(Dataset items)
========================================
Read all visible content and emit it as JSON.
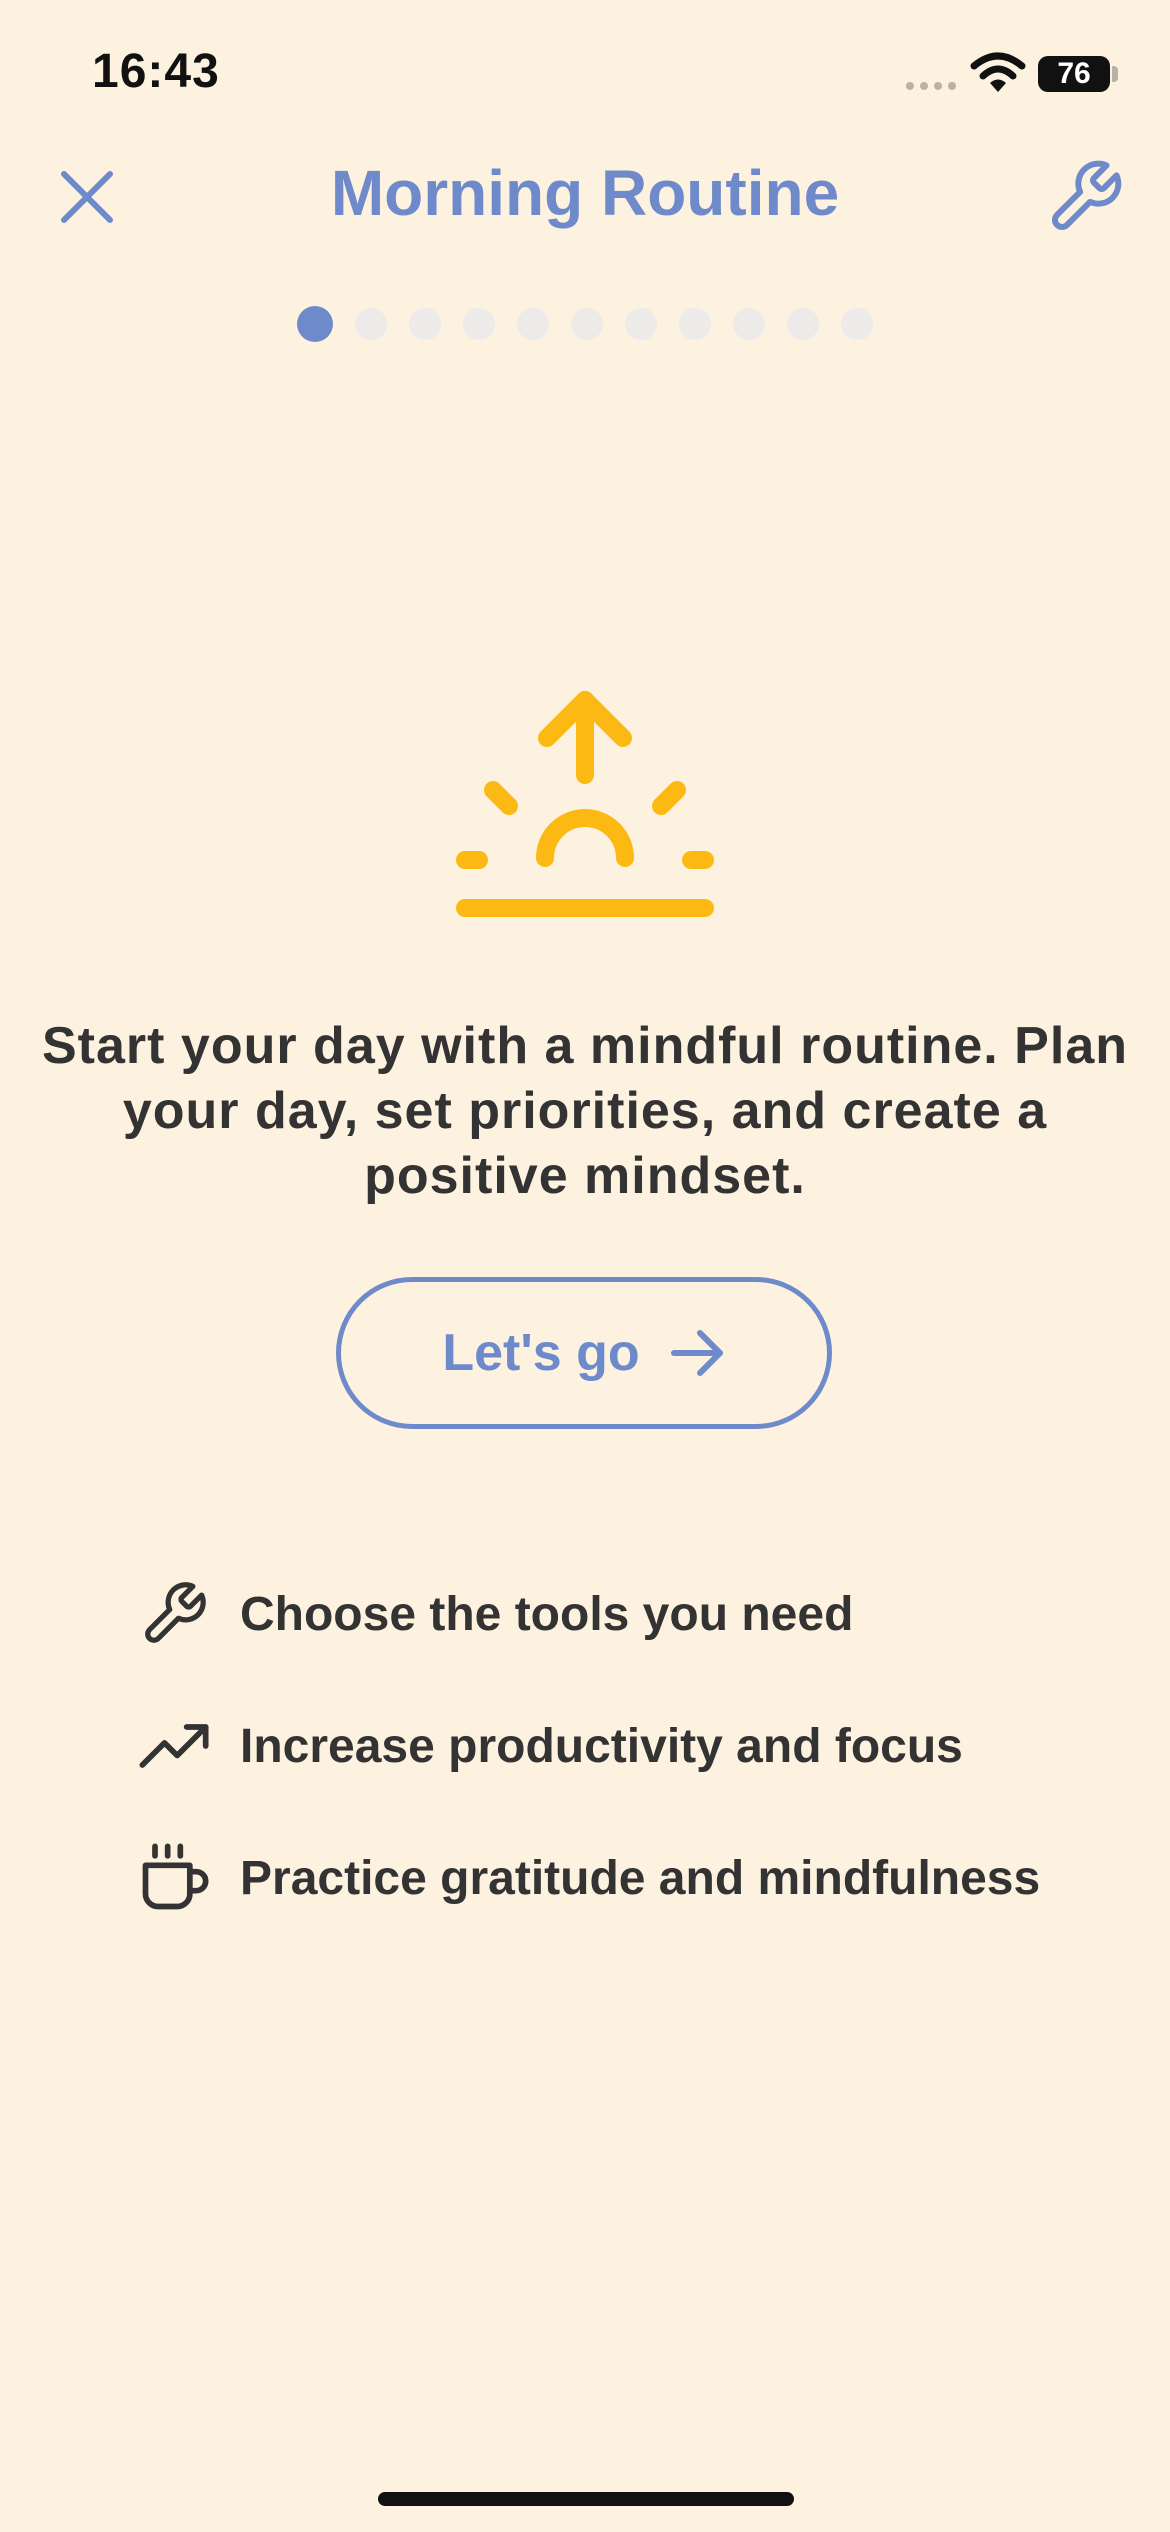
{
  "status_bar": {
    "time": "16:43",
    "battery": "76"
  },
  "header": {
    "title": "Morning Routine",
    "close_icon": "close-icon",
    "tools_icon": "wrench-icon"
  },
  "pager": {
    "total_steps": 11,
    "current_step": 1
  },
  "intro": {
    "icon": "sunrise-icon",
    "text": "Start your day with a mindful routine. Plan your day, set priorities, and create a positive mindset."
  },
  "cta": {
    "label": "Let's go",
    "icon": "arrow-right-icon"
  },
  "features": [
    {
      "icon": "wrench-icon",
      "label": "Choose the tools you need"
    },
    {
      "icon": "trending-up-icon",
      "label": "Increase productivity and focus"
    },
    {
      "icon": "coffee-cup-icon",
      "label": "Practice gratitude and mindfulness"
    }
  ],
  "colors": {
    "background": "#FDF2E0",
    "accent": "#6F8ACB",
    "sun": "#FDB913",
    "text": "#333333",
    "dot_inactive": "#ECEBEA"
  }
}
========================================
● **AIM**: Look through the entries above; copy each line where the string "wrench" appears.

● **CORRECT RESPONSE**:
    "tools_icon": "wrench-icon"
      "icon": "wrench-icon",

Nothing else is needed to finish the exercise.